◆ **Instructions for the task**
Quote the entries word for word. Omit the pictures.

◆ **Material to process**
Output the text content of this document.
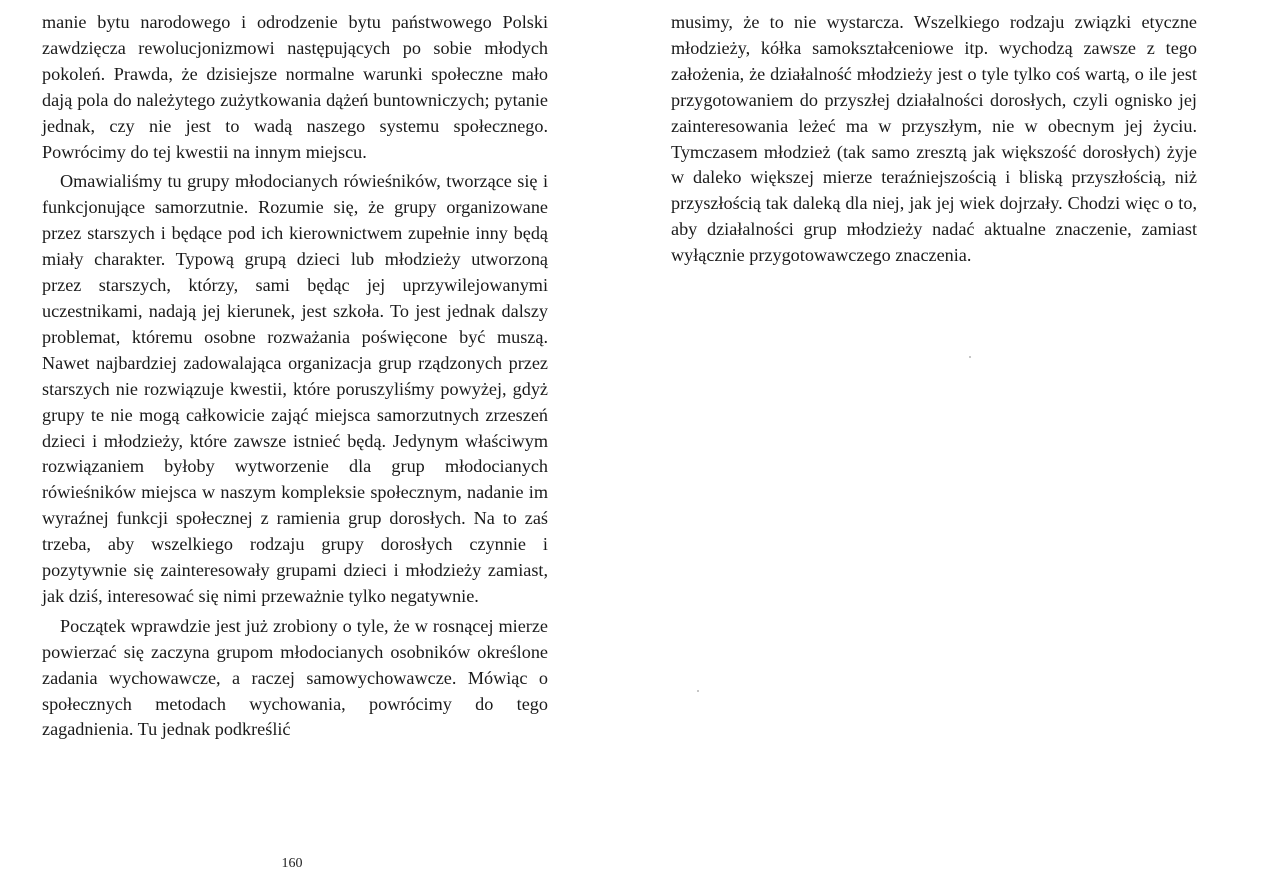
manie bytu narodowego i odrodzenie bytu państwowego Polski zawdzięcza rewolucjonizmowi następujących po sobie młodych pokoleń. Prawda, że dzisiejsze normalne warunki społeczne mało dają pola do należytego zużytkowania dążeń buntowniczych; pytanie jednak, czy nie jest to wadą naszego systemu społecznego. Powrócimy do tej kwestii na innym miejscu.

Omawialiśmy tu grupy młodocianych rówieśników, tworzące się i funkcjonujące samorzutnie. Rozumie się, że grupy organizowane przez starszych i będące pod ich kierownictwem zupełnie inny będą miały charakter. Typową grupą dzieci lub młodzieży utworzoną przez starszych, którzy, sami będąc jej uprzywilejowanymi uczestnikami, nadają jej kierunek, jest szkoła. To jest jednak dalszy problemat, któremu osobne rozważania poświęcone być muszą. Nawet najbardziej zadowalająca organizacja grup rządzonych przez starszych nie rozwiązuje kwestii, które poruszyliśmy powyżej, gdyż grupy te nie mogą całkowicie zająć miejsca samorzutnych zrzeszeń dzieci i młodzieży, które zawsze istnieć będą. Jedynym właściwym rozwiązaniem byłoby wytworzenie dla grup młodocianych rówieśników miejsca w naszym kompleksie społecznym, nadanie im wyraźnej funkcji społecznej z ramienia grup dorosłych. Na to zaś trzeba, aby wszelkiego rodzaju grupy dorosłych czynnie i pozytywnie się zainteresowały grupami dzieci i młodzieży zamiast, jak dziś, interesować się nimi przeważnie tylko negatywnie.

Początek wprawdzie jest już zrobiony o tyle, że w rosnącej mierze powierzać się zaczyna grupom młodocianych osobników określone zadania wychowawcze, a raczej samowychowawcze. Mówiąc o społecznych metodach wychowania, powrócimy do tego zagadnienia. Tu jednak podkreślić

160

musimy, że to nie wystarcza. Wszelkiego rodzaju związki etyczne młodzieży, kółka samokształceniowe itp. wychodzą zawsze z tego założenia, że działalność młodzieży jest o tyle tylko coś wartą, o ile jest przygotowaniem do przyszłej działalności dorosłych, czyli ognisko jej zainteresowania leżeć ma w przyszłym, nie w obecnym jej życiu. Tymczasem młodzież (tak samo zresztą jak większość dorosłych) żyje w daleko większej mierze teraźniejszością i bliską przyszłością, niż przyszłością tak daleką dla niej, jak jej wiek dojrzały. Chodzi więc o to, aby działalności grup młodzieży nadać aktualne znaczenie, zamiast wyłącznie przygotowawczego znaczenia.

◆ **Written response**
Output the text content of this document.
manie bytu narodowego i odrodzenie bytu państwowego Polski zawdzięcza rewolucjonizmowi następujących po sobie młodych pokoleń. Prawda, że dzisiejsze normalne warunki społeczne mało dają pola do należytego zużytkowania dążeń buntowniczych; pytanie jednak, czy nie jest to wadą naszego systemu społecznego. Powrócimy do tej kwestii na innym miejscu.

Omawialiśmy tu grupy młodocianych rówieśników, tworzące się i funkcjonujące samorzutnie. Rozumie się, że grupy organizowane przez starszych i będące pod ich kierownictwem zupełnie inny będą miały charakter. Typową grupą dzieci lub młodzieży utworzoną przez starszych, którzy, sami będąc jej uprzywilejowanymi uczestnikami, nadają jej kierunek, jest szkoła. To jest jednak dalszy problemat, któremu osobne rozważania poświęcone być muszą. Nawet najbardziej zadowalająca organizacja grup rządzonych przez starszych nie rozwiązuje kwestii, które poruszyliśmy powyżej, gdyż grupy te nie mogą całkowicie zająć miejsca samorzutnych zrzeszeń dzieci i młodzieży, które zawsze istnieć będą. Jedynym właściwym rozwiązaniem byłoby wytworzenie dla grup młodocianych rówieśników miejsca w naszym kompleksie społecznym, nadanie im wyraźnej funkcji społecznej z ramienia grup dorosłych. Na to zaś trzeba, aby wszelkiego rodzaju grupy dorosłych czynnie i pozytywnie się zainteresowały grupami dzieci i młodzieży zamiast, jak dziś, interesować się nimi przeważnie tylko negatywnie.

Początek wprawdzie jest już zrobiony o tyle, że w rosnącej mierze powierzać się zaczyna grupom młodocianych osobników określone zadania wychowawcze, a raczej samowychowawcze. Mówiąc o społecznych metodach wychowania, powrócimy do tego zagadnienia. Tu jednak podkreślić

160

musimy, że to nie wystarcza. Wszelkiego rodzaju związki etyczne młodzieży, kółka samokształceniowe itp. wychodzą zawsze z tego założenia, że działalność młodzieży jest o tyle tylko coś wartą, o ile jest przygotowaniem do przyszłej działalności dorosłych, czyli ognisko jej zainteresowania leżeć ma w przyszłym, nie w obecnym jej życiu. Tymczasem młodzież (tak samo zresztą jak większość dorosłych) żyje w daleko większej mierze teraźniejszością i bliską przyszłością, niż przyszłością tak daleką dla niej, jak jej wiek dojrzały. Chodzi więc o to, aby działalności grup młodzieży nadać aktualne znaczenie, zamiast wyłącznie przygotowawczego znaczenia.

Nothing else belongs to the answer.